## Data entries
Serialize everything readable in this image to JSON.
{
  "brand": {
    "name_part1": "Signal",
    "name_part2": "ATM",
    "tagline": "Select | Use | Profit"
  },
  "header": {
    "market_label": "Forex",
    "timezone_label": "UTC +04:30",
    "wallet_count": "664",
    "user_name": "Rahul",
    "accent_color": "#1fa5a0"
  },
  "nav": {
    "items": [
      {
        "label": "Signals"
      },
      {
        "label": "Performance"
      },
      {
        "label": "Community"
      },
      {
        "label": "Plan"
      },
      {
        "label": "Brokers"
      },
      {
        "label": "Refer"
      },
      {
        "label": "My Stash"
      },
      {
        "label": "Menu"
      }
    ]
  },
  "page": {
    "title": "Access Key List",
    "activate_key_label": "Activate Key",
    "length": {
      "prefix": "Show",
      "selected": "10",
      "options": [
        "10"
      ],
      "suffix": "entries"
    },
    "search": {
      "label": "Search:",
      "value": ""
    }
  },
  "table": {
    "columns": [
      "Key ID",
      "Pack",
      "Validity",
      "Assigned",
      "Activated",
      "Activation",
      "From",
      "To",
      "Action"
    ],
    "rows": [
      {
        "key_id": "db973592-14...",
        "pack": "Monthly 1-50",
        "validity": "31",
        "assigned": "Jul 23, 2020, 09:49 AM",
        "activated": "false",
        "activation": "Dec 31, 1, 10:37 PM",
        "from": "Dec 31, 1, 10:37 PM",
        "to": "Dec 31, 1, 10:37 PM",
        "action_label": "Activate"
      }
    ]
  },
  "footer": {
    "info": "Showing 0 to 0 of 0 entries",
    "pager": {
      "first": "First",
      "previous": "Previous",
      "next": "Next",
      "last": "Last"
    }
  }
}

* * *

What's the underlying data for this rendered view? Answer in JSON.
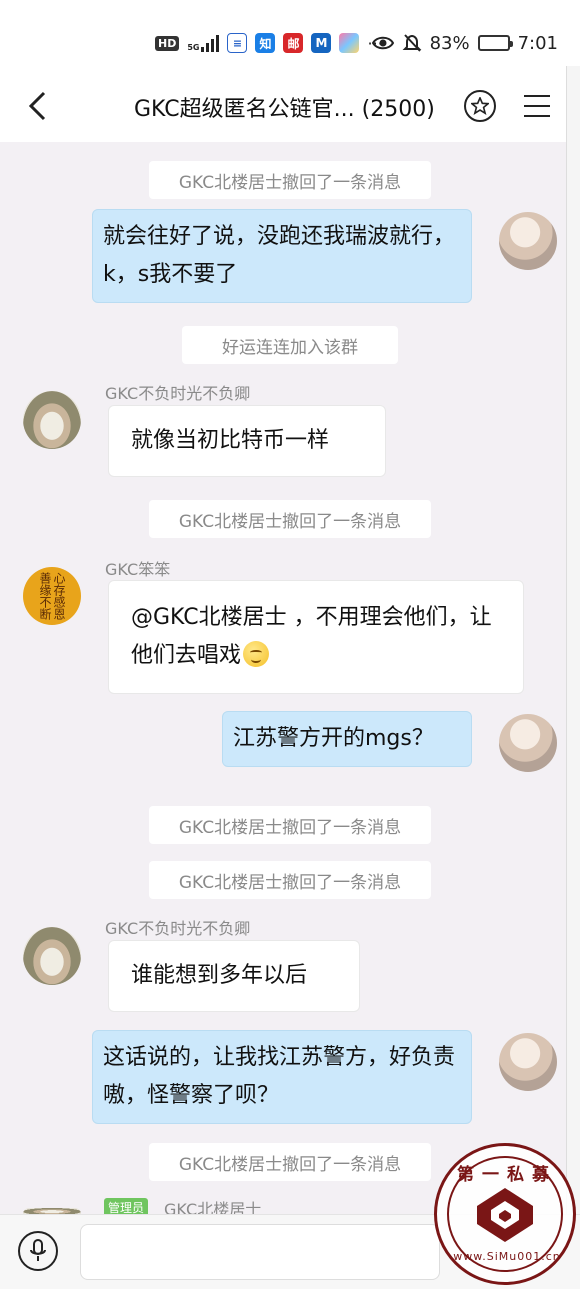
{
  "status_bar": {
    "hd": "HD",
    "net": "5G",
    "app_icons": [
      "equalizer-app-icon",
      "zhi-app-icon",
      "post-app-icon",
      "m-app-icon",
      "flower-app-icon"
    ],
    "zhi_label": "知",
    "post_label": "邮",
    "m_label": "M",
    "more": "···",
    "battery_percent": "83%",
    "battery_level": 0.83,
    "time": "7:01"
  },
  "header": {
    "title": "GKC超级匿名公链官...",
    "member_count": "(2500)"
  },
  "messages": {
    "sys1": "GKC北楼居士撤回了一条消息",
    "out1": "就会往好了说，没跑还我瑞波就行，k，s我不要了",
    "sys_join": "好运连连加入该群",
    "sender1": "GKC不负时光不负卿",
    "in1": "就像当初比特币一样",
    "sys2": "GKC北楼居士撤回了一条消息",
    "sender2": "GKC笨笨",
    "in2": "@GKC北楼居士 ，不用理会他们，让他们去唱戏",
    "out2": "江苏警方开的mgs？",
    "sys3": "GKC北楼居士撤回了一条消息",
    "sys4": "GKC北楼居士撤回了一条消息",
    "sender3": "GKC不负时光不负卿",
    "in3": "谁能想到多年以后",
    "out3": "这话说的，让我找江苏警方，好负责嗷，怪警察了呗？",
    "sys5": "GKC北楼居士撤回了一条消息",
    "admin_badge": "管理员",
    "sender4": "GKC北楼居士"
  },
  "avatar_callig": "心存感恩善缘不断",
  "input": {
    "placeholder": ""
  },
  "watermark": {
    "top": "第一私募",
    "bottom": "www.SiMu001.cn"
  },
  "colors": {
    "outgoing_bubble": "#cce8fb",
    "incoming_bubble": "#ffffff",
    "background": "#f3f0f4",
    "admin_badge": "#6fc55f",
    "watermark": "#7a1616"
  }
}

==

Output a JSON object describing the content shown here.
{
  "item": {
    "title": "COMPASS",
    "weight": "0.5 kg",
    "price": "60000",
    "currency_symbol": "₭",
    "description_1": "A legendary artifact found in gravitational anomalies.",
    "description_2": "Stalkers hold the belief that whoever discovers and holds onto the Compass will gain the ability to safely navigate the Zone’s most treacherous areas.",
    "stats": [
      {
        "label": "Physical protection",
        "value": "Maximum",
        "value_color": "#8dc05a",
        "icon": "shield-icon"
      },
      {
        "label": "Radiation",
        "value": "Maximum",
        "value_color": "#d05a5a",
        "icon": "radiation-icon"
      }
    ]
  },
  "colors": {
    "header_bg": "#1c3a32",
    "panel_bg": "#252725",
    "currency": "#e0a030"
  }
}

## Set task
Report how many lines of the data hold the string "GKC不负时光不负卿"; give only the number.

## Result of this task
2